(PROBLEM) Reproduce, character for character, the data from its first line up to and including the line with "arrow: step 5 to 6 (148, 1108, 627, 1138)".

(GIVEN RECORDS)
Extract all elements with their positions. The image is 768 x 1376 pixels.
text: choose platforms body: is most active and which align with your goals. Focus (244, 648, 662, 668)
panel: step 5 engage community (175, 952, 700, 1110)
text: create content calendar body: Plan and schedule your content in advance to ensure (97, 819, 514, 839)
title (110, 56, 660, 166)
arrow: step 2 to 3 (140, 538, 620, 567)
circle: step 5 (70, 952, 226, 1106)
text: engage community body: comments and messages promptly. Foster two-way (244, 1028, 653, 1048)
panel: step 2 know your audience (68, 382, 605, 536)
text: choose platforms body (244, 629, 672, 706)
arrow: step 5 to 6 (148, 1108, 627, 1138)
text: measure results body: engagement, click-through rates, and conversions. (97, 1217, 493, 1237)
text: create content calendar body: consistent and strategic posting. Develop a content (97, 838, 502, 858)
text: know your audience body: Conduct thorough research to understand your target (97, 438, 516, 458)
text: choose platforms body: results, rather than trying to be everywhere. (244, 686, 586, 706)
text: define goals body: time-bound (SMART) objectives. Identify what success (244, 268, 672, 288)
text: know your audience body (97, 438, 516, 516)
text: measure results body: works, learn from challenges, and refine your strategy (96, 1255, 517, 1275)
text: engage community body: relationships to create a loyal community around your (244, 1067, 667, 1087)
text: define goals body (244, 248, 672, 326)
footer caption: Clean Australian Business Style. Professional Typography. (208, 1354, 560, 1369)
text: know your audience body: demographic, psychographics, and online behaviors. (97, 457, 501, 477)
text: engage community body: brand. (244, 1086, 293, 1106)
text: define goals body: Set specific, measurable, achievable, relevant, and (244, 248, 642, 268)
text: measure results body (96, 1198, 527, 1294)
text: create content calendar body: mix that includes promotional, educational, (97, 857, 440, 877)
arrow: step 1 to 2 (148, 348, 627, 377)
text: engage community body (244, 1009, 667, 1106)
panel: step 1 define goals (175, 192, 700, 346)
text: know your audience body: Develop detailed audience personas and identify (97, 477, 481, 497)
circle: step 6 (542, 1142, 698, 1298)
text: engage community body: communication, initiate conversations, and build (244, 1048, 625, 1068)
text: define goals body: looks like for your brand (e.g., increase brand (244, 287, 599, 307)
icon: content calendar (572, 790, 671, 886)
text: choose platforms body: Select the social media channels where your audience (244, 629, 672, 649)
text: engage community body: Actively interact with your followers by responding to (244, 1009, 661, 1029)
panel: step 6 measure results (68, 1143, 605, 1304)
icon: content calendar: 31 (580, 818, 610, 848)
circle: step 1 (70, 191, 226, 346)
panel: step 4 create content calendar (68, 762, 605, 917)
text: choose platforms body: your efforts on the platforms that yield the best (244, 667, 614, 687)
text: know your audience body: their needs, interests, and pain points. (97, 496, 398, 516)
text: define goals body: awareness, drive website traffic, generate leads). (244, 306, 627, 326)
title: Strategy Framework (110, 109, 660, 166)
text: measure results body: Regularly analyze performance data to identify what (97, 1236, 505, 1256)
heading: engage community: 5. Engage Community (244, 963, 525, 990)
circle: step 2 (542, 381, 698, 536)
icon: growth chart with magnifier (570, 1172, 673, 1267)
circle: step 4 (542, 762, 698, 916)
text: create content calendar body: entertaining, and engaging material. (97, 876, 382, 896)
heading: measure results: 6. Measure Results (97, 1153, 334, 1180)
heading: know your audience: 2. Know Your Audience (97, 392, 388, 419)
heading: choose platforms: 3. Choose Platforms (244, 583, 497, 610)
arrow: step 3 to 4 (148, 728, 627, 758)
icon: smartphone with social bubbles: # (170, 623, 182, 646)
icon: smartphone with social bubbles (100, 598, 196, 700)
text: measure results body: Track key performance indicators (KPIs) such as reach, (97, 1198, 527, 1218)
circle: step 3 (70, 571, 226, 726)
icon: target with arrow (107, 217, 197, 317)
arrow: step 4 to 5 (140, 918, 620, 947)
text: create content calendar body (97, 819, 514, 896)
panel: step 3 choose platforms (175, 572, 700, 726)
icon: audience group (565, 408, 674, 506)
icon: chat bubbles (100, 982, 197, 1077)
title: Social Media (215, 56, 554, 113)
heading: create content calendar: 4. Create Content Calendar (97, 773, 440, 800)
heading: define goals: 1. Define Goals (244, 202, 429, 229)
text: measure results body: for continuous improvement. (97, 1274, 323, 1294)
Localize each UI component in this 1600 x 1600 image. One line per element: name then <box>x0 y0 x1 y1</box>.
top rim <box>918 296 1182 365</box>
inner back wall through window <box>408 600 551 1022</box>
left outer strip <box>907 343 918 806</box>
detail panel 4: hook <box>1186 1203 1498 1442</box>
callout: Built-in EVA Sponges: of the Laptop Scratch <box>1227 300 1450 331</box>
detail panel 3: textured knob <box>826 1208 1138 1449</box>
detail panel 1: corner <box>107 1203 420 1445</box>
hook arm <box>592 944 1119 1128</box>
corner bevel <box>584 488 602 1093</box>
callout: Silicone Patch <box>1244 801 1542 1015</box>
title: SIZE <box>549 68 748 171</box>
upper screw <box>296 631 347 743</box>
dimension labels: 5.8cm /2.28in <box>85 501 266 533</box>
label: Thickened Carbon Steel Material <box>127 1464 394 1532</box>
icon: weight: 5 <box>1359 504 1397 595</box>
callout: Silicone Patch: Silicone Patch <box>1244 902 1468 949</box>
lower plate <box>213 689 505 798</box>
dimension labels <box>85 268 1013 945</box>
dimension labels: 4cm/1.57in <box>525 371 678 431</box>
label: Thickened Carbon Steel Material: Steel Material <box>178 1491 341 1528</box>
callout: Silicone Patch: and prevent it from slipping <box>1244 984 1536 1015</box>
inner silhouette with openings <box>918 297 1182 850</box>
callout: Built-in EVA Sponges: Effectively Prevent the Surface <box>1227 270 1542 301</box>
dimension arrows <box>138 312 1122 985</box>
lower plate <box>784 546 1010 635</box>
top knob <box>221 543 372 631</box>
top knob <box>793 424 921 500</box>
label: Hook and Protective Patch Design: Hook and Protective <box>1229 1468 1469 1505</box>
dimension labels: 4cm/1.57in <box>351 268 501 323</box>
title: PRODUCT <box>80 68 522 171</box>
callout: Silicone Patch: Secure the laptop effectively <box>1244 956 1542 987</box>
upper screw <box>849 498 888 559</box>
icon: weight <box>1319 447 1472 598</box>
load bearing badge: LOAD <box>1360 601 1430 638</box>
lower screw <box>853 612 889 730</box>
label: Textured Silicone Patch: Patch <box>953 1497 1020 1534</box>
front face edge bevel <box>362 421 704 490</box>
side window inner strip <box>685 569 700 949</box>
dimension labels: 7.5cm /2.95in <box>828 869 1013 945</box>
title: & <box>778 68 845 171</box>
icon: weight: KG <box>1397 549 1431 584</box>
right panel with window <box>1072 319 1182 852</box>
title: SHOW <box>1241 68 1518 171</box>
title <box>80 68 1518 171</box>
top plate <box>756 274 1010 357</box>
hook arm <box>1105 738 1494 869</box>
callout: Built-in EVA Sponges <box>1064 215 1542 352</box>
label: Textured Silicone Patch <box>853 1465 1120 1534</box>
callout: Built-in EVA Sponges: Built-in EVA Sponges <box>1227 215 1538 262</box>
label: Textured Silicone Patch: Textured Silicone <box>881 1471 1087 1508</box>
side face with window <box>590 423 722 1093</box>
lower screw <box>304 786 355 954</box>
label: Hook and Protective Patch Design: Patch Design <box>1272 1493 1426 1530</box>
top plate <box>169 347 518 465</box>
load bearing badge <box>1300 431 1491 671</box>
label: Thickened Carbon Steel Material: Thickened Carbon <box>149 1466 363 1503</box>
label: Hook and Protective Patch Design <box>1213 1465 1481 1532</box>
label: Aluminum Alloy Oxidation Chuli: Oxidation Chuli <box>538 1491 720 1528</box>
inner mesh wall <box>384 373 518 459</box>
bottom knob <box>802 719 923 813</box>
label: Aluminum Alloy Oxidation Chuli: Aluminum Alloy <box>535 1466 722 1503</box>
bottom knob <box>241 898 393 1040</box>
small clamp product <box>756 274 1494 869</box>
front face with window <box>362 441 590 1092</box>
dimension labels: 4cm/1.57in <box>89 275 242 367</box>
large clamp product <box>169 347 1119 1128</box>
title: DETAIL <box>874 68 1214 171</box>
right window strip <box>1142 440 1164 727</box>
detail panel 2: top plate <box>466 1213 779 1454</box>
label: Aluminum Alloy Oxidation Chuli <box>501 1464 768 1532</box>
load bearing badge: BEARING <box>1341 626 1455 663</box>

(CORRECT RESPONSE)
Extract all elements with their positions. The image is 768 x 1376 pixels.
text: choose platforms body: is most active and which align with your goals. Focus (244, 648, 662, 668)
panel: step 5 engage community (175, 952, 700, 1110)
text: create content calendar body: Plan and schedule your content in advance to ensure (97, 819, 514, 839)
title (110, 56, 660, 166)
arrow: step 2 to 3 (140, 538, 620, 567)
circle: step 5 (70, 952, 226, 1106)
text: engage community body: comments and messages promptly. Foster two-way (244, 1028, 653, 1048)
panel: step 2 know your audience (68, 382, 605, 536)
text: choose platforms body (244, 629, 672, 706)
arrow: step 5 to 6 (148, 1108, 627, 1138)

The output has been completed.